Records from a dataset
□ □ □
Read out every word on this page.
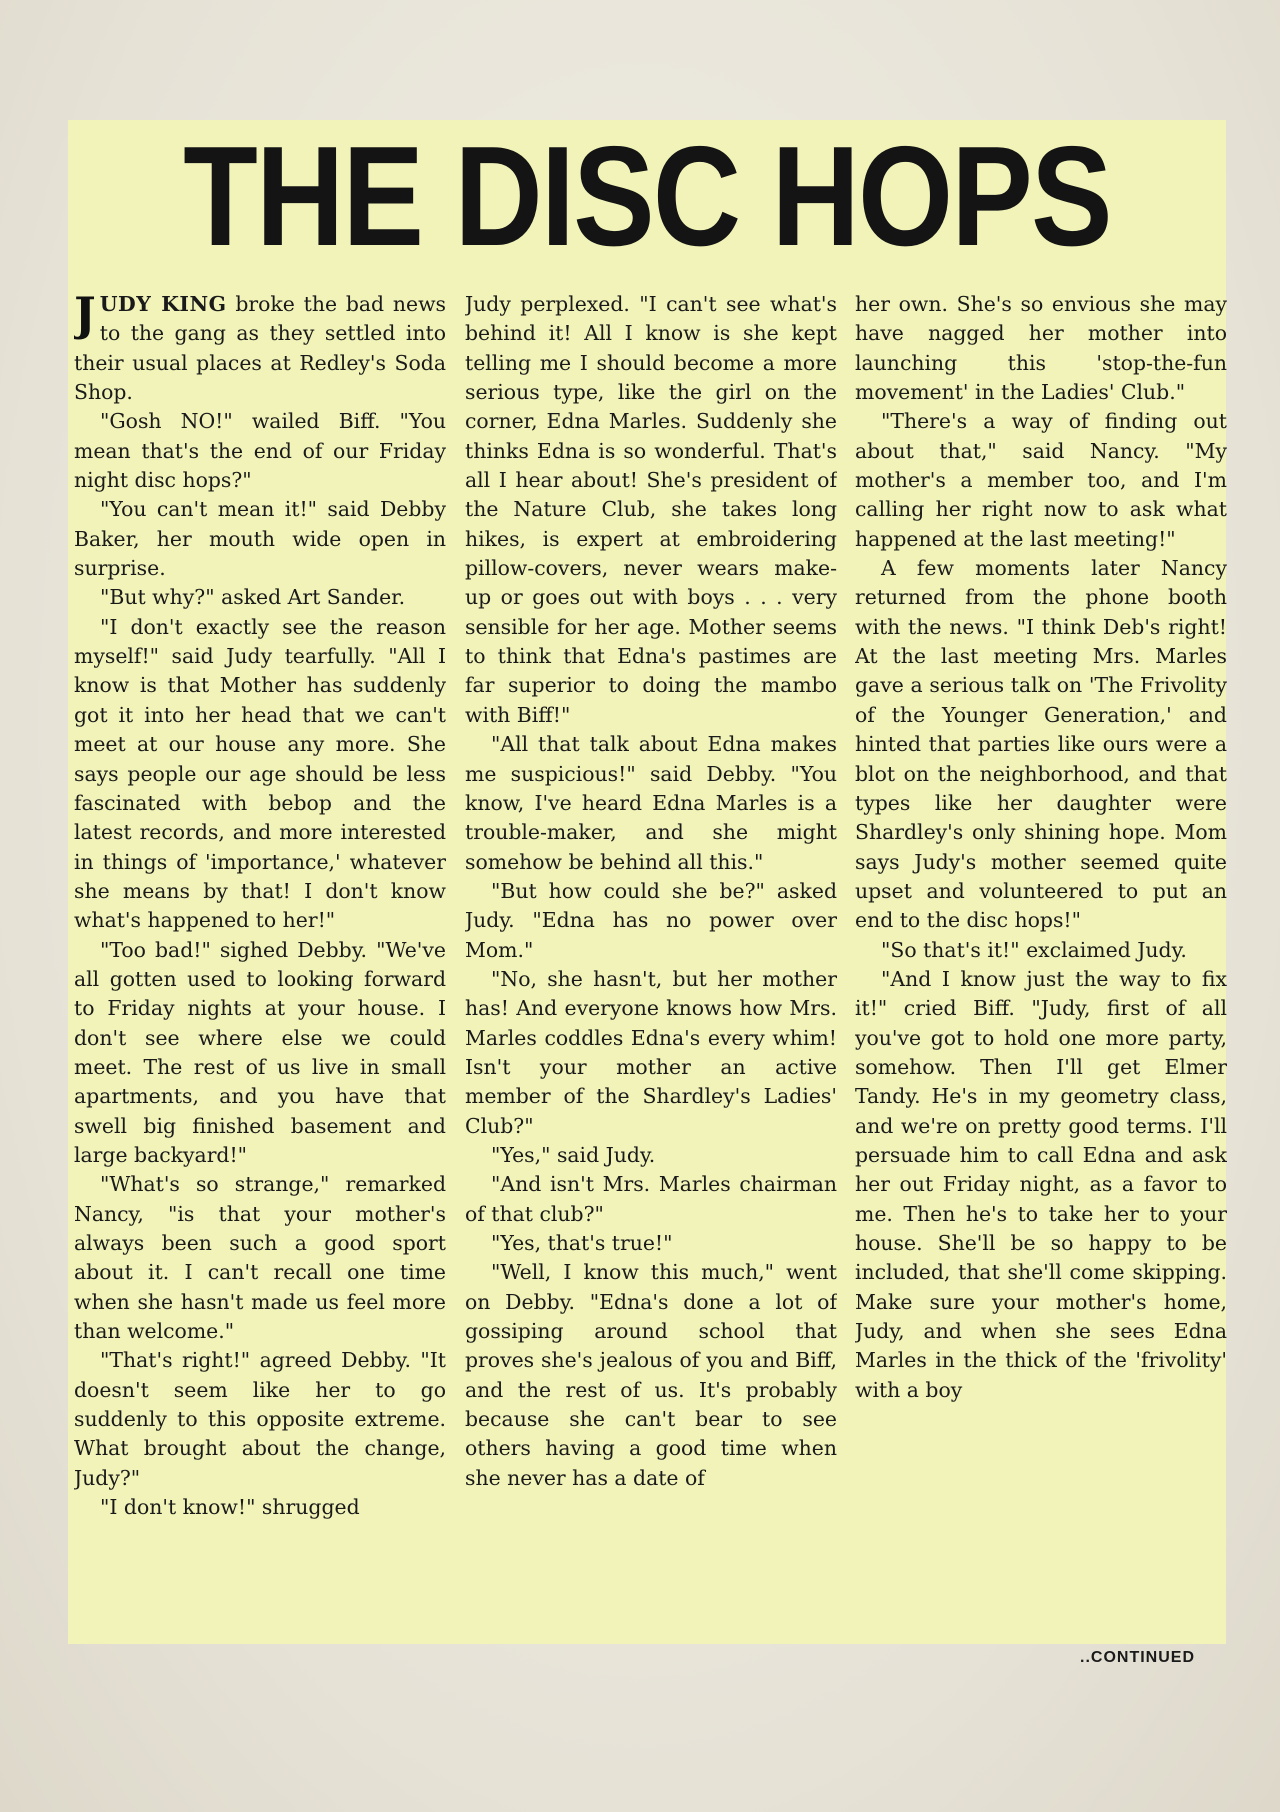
THE DISC HOPS

JUDY KING broke the bad news to the gang as they settled into their usual places at Redley's Soda Shop.

"Gosh NO!" wailed Biff. "You mean that's the end of our Friday night disc hops?"

"You can't mean it!" said Debby Baker, her mouth wide open in surprise.

"But why?" asked Art Sander.

"I don't exactly see the reason myself!" said Judy tearfully. "All I know is that Mother has suddenly got it into her head that we can't meet at our house any more. She says people our age should be less fascinated with bebop and the latest records, and more interested in things of 'importance,' whatever she means by that! I don't know what's happened to her!"

"Too bad!" sighed Debby. "We've all gotten used to looking forward to Friday nights at your house. I don't see where else we could meet. The rest of us live in small apartments, and you have that swell big finished basement and large backyard!"

"What's so strange," remarked Nancy, "is that your mother's always been such a good sport about it. I can't recall one time when she hasn't made us feel more than welcome."

"That's right!" agreed Debby. "It doesn't seem like her to go suddenly to this opposite extreme. What brought about the change, Judy?"

"I don't know!" shrugged

Judy perplexed. "I can't see what's behind it! All I know is she kept telling me I should become a more serious type, like the girl on the corner, Edna Marles. Suddenly she thinks Edna is so wonderful. That's all I hear about! She's president of the Nature Club, she takes long hikes, is expert at embroidering pillow-covers, never wears make-up or goes out with boys . . . very sensible for her age. Mother seems to think that Edna's pastimes are far superior to doing the mambo with Biff!"

"All that talk about Edna makes me suspicious!" said Debby. "You know, I've heard Edna Marles is a trouble-maker, and she might somehow be behind all this."

"But how could she be?" asked Judy. "Edna has no power over Mom."

"No, she hasn't, but her mother has! And everyone knows how Mrs. Marles coddles Edna's every whim! Isn't your mother an active member of the Shardley's Ladies' Club?"

"Yes," said Judy.

"And isn't Mrs. Marles chairman of that club?"

"Yes, that's true!"

"Well, I know this much," went on Debby. "Edna's done a lot of gossiping around school that proves she's jealous of you and Biff, and the rest of us. It's probably because she can't bear to see others having a good time when she never has a date of

her own. She's so envious she may have nagged her mother into launching this 'stop-the-fun movement' in the Ladies' Club."

"There's a way of finding out about that," said Nancy. "My mother's a member too, and I'm calling her right now to ask what happened at the last meeting!"

A few moments later Nancy returned from the phone booth with the news. "I think Deb's right! At the last meeting Mrs. Marles gave a serious talk on 'The Frivolity of the Younger Generation,' and hinted that parties like ours were a blot on the neighborhood, and that types like her daughter were Shardley's only shining hope. Mom says Judy's mother seemed quite upset and volunteered to put an end to the disc hops!"

"So that's it!" exclaimed Judy.

"And I know just the way to fix it!" cried Biff. "Judy, first of all you've got to hold one more party, somehow. Then I'll get Elmer Tandy. He's in my geometry class, and we're on pretty good terms. I'll persuade him to call Edna and ask her out Friday night, as a favor to me. Then he's to take her to your house. She'll be so happy to be included, that she'll come skipping. Make sure your mother's home, Judy, and when she sees Edna Marles in the thick of the 'frivolity' with a boy

..CONTINUED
□ □ □
* [GIVEN EXERCISE]:
Copy each line above precisely, dropping the pictures.

* [CORRECT ANSWER]:
Read out every word on this page.
THE DISC HOPS

JUDY KING broke the bad news to the gang as they settled into their usual places at Redley's Soda Shop.

"Gosh NO!" wailed Biff. "You mean that's the end of our Friday night disc hops?"

"You can't mean it!" said Debby Baker, her mouth wide open in surprise.

"But why?" asked Art Sander.

"I don't exactly see the reason myself!" said Judy tearfully. "All I know is that Mother has suddenly got it into her head that we can't meet at our house any more. She says people our age should be less fascinated with bebop and the latest records, and more interested in things of 'importance,' whatever she means by that! I don't know what's happened to her!"

"Too bad!" sighed Debby. "We've all gotten used to looking forward to Friday nights at your house. I don't see where else we could meet. The rest of us live in small apartments, and you have that swell big finished basement and large backyard!"

"What's so strange," remarked Nancy, "is that your mother's always been such a good sport about it. I can't recall one time when she hasn't made us feel more than welcome."

"That's right!" agreed Debby. "It doesn't seem like her to go suddenly to this opposite extreme. What brought about the change, Judy?"

"I don't know!" shrugged

Judy perplexed. "I can't see what's behind it! All I know is she kept telling me I should become a more serious type, like the girl on the corner, Edna Marles. Suddenly she thinks Edna is so wonderful. That's all I hear about! She's president of the Nature Club, she takes long hikes, is expert at embroidering pillow-covers, never wears make-up or goes out with boys . . . very sensible for her age. Mother seems to think that Edna's pastimes are far superior to doing the mambo with Biff!"

"All that talk about Edna makes me suspicious!" said Debby. "You know, I've heard Edna Marles is a trouble-maker, and she might somehow be behind all this."

"But how could she be?" asked Judy. "Edna has no power over Mom."

"No, she hasn't, but her mother has! And everyone knows how Mrs. Marles coddles Edna's every whim! Isn't your mother an active member of the Shardley's Ladies' Club?"

"Yes," said Judy.

"And isn't Mrs. Marles chairman of that club?"

"Yes, that's true!"

"Well, I know this much," went on Debby. "Edna's done a lot of gossiping around school that proves she's jealous of you and Biff, and the rest of us. It's probably because she can't bear to see others having a good time when she never has a date of

her own. She's so envious she may have nagged her mother into launching this 'stop-the-fun movement' in the Ladies' Club."

"There's a way of finding out about that," said Nancy. "My mother's a member too, and I'm calling her right now to ask what happened at the last meeting!"

A few moments later Nancy returned from the phone booth with the news. "I think Deb's right! At the last meeting Mrs. Marles gave a serious talk on 'The Frivolity of the Younger Generation,' and hinted that parties like ours were a blot on the neighborhood, and that types like her daughter were Shardley's only shining hope. Mom says Judy's mother seemed quite upset and volunteered to put an end to the disc hops!"

"So that's it!" exclaimed Judy.

"And I know just the way to fix it!" cried Biff. "Judy, first of all you've got to hold one more party, somehow. Then I'll get Elmer Tandy. He's in my geometry class, and we're on pretty good terms. I'll persuade him to call Edna and ask her out Friday night, as a favor to me. Then he's to take her to your house. She'll be so happy to be included, that she'll come skipping. Make sure your mother's home, Judy, and when she sees Edna Marles in the thick of the 'frivolity' with a boy

..CONTINUED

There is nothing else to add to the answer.